▶ [WHAT YOU WILL DO]
Report how many lines of these entries hold the string "content"; reply with the number alone.

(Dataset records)
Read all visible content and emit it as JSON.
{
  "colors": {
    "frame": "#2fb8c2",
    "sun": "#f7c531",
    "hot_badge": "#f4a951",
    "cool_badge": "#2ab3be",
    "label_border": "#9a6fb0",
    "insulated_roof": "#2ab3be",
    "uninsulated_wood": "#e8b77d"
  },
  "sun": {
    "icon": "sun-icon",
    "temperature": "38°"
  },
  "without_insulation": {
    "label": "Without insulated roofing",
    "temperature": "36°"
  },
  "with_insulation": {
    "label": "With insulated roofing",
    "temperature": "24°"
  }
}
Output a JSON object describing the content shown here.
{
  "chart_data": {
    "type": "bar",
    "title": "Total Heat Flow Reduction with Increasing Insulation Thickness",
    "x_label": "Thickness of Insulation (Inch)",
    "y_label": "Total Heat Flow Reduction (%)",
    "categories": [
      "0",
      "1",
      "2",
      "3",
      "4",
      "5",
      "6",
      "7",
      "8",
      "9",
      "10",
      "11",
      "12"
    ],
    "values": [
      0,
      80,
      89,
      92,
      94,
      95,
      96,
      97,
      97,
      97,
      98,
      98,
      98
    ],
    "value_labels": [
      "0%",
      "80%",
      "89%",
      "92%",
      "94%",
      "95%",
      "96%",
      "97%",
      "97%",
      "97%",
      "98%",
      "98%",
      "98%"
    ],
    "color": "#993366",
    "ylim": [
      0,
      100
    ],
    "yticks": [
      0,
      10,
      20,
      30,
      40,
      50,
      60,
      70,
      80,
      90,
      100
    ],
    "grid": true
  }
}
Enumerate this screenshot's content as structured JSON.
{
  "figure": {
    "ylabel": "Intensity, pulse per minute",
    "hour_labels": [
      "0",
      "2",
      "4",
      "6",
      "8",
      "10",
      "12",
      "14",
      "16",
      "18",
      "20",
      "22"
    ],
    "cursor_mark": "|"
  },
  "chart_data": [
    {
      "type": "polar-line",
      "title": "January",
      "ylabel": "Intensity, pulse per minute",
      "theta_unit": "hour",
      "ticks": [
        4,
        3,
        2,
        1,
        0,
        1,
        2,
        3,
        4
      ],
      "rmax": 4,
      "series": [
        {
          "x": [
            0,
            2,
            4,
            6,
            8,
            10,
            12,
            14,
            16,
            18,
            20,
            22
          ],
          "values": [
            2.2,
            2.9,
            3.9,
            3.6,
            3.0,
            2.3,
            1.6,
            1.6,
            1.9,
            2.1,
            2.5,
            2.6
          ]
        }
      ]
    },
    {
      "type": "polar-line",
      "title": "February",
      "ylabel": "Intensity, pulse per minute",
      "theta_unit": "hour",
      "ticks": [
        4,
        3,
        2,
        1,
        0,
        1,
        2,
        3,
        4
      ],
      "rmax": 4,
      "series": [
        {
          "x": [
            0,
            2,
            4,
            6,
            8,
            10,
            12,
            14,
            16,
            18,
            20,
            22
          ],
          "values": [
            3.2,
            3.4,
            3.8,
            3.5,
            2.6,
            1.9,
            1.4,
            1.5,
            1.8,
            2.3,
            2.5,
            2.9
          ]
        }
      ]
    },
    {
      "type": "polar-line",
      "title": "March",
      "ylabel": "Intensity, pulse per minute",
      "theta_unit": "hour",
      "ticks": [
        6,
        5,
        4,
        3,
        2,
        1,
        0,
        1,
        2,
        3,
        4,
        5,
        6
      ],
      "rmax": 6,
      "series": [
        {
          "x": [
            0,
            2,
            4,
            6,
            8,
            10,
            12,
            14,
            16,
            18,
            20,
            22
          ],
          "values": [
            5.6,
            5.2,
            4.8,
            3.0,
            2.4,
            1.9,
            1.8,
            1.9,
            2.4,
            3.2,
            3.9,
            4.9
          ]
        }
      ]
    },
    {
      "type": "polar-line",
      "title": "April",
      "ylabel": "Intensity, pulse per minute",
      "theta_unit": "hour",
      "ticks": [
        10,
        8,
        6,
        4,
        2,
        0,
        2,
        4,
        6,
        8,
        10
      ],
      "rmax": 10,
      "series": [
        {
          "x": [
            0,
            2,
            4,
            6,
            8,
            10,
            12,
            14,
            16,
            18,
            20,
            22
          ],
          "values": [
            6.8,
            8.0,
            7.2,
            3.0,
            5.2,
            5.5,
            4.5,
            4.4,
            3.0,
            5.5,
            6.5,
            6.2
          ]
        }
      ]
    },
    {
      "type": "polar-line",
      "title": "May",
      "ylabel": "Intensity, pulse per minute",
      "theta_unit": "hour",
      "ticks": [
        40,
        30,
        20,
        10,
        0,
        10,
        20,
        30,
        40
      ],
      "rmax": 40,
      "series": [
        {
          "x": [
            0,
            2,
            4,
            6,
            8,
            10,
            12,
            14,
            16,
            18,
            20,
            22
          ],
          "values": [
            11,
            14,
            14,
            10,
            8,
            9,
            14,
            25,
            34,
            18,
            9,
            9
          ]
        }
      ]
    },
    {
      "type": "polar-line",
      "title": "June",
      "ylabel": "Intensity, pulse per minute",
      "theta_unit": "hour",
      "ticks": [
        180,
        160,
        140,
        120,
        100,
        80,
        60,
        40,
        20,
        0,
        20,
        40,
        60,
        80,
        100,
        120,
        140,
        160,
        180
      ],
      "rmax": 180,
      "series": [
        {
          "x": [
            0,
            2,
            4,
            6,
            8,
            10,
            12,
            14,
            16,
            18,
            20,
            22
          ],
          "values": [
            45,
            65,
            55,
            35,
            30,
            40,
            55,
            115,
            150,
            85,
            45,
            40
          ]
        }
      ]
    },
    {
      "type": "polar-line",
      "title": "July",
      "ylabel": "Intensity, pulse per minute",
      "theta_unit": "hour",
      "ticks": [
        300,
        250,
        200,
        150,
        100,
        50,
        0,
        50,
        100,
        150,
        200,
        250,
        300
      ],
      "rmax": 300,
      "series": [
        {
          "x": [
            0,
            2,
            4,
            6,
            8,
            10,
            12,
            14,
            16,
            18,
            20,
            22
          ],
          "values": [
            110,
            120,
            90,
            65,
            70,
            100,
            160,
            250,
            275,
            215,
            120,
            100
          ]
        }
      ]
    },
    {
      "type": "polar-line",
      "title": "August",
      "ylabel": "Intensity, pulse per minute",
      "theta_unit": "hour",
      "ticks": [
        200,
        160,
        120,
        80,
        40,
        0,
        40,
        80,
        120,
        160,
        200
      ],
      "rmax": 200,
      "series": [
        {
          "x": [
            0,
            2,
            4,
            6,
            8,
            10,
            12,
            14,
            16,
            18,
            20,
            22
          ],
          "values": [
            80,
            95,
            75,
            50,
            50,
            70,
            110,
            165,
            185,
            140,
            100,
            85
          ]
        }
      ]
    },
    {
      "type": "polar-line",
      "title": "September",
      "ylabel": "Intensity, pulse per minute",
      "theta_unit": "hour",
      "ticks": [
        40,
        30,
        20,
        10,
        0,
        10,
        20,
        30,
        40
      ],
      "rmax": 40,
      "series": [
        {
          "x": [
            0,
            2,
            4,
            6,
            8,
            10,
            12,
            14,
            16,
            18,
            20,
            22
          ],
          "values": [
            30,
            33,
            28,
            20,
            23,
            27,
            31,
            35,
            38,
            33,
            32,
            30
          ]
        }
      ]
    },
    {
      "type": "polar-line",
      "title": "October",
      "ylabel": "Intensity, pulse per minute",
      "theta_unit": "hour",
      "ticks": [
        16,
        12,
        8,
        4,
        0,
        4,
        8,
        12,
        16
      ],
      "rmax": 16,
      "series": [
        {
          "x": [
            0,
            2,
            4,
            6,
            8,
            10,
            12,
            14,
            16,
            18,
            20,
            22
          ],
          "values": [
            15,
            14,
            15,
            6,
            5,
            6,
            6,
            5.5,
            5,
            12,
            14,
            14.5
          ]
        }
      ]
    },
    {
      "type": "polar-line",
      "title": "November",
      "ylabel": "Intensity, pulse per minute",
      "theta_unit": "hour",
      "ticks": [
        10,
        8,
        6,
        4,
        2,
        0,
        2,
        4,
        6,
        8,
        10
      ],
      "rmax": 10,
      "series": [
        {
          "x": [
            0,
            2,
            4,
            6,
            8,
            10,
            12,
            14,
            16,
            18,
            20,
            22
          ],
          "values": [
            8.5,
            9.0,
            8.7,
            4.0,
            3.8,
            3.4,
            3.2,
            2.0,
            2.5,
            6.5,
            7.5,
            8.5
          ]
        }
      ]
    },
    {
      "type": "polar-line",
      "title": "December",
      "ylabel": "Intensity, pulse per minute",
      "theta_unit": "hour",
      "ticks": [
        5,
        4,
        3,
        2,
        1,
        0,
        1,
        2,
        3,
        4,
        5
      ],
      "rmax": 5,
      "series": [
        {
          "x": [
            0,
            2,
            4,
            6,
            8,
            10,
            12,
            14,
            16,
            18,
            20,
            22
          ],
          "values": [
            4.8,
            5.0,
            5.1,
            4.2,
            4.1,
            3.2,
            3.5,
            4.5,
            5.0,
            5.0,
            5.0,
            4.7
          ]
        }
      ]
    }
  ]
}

▶ [FULL SOLUTION]
3